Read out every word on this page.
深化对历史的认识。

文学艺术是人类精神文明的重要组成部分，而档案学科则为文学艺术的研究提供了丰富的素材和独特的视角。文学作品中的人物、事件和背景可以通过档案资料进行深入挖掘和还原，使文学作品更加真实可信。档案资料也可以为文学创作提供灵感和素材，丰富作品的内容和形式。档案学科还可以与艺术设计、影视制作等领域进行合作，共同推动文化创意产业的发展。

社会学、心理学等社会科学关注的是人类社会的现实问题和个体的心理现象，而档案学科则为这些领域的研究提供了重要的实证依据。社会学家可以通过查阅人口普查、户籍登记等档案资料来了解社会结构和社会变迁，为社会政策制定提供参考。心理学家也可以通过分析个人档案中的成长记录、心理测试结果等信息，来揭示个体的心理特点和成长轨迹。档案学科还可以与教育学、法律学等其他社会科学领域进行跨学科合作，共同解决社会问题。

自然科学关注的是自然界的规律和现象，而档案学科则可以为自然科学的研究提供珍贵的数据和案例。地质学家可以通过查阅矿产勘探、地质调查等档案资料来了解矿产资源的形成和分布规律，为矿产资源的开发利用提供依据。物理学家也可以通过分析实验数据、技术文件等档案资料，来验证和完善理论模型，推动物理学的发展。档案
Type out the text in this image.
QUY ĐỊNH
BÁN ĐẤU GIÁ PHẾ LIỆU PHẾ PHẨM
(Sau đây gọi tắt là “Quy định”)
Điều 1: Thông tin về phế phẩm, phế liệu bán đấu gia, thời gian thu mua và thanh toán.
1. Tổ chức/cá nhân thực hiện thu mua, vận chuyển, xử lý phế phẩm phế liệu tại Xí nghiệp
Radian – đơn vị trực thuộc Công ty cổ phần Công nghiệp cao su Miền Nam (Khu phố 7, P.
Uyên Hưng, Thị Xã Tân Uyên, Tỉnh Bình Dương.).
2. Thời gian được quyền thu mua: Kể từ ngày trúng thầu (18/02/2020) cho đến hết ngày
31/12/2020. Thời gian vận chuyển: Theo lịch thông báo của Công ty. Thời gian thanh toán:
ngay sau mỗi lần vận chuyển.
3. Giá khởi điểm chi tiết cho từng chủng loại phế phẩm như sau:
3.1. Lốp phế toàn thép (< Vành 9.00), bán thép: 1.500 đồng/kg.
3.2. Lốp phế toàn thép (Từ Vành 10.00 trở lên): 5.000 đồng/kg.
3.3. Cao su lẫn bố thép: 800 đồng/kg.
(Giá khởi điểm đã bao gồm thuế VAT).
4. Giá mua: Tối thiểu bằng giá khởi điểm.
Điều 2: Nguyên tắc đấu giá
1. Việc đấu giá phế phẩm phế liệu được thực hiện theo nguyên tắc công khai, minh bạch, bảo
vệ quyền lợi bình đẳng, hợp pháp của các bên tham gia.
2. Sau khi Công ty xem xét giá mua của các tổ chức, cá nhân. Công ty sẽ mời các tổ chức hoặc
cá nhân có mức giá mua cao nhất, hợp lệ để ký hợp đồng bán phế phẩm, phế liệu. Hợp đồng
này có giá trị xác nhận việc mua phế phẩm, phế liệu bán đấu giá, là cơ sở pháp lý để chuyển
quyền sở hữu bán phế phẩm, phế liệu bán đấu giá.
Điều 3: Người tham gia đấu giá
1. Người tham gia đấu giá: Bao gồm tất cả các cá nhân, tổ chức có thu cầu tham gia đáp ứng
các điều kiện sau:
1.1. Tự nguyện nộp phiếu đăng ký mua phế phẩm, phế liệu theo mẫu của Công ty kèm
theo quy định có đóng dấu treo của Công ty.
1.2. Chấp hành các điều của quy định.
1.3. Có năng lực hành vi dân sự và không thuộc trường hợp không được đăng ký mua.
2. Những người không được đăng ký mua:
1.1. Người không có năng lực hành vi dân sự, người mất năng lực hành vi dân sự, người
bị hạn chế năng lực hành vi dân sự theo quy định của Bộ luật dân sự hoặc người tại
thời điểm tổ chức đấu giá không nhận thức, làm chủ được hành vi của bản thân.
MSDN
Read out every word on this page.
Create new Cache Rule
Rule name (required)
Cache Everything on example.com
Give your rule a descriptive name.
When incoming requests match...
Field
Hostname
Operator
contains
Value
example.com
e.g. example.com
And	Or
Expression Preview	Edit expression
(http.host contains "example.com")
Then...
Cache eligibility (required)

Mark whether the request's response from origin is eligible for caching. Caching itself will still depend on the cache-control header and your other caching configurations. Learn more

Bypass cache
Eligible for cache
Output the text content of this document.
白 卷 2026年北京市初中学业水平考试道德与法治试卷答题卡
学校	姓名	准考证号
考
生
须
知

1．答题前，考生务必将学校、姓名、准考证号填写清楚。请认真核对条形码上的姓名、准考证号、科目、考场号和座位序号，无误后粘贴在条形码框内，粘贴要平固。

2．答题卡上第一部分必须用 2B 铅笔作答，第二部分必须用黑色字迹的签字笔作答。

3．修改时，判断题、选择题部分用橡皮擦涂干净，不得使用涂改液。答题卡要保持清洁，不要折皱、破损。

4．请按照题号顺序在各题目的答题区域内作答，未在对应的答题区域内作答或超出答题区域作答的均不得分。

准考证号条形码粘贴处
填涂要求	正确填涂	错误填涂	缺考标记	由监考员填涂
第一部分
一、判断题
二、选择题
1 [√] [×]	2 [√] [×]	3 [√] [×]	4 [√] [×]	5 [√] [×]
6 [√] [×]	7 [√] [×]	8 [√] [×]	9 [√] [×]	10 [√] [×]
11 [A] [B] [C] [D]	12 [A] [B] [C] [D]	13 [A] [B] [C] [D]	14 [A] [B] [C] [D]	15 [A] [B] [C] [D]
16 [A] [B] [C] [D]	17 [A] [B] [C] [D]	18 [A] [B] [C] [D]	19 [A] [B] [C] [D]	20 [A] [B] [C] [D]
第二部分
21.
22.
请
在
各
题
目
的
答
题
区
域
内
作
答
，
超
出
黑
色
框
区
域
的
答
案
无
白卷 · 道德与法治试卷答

::::::::

#### EXERCISE:
With both ends included, please retype exactly the lines from the line containing "Output the text content of this document." to the final line of the data.

#### OUTPUT FOR THIS TASK:
Output the text content of this document.
白 卷 2026年北京市初中学业水平考试道德与法治试卷答题卡
学校	姓名	准考证号
考
生
须
知

1．答题前，考生务必将学校、姓名、准考证号填写清楚。请认真核对条形码上的姓名、准考证号、科目、考场号和座位序号，无误后粘贴在条形码框内，粘贴要平固。

2．答题卡上第一部分必须用 2B 铅笔作答，第二部分必须用黑色字迹的签字笔作答。

3．修改时，判断题、选择题部分用橡皮擦涂干净，不得使用涂改液。答题卡要保持清洁，不要折皱、破损。

4．请按照题号顺序在各题目的答题区域内作答，未在对应的答题区域内作答或超出答题区域作答的均不得分。

准考证号条形码粘贴处
填涂要求	正确填涂	错误填涂	缺考标记	由监考员填涂
第一部分
一、判断题
二、选择题
1 [√] [×]	2 [√] [×]	3 [√] [×]	4 [√] [×]	5 [√] [×]
6 [√] [×]	7 [√] [×]	8 [√] [×]	9 [√] [×]	10 [√] [×]
11 [A] [B] [C] [D]	12 [A] [B] [C] [D]	13 [A] [B] [C] [D]	14 [A] [B] [C] [D]	15 [A] [B] [C] [D]
16 [A] [B] [C] [D]	17 [A] [B] [C] [D]	18 [A] [B] [C] [D]	19 [A] [B] [C] [D]	20 [A] [B] [C] [D]
第二部分
21.
22.
请
在
各
题
目
的
答
题
区
域
内
作
答
，
超
出
黑
色
框
区
域
的
答
案
无
白卷 · 道德与法治试卷答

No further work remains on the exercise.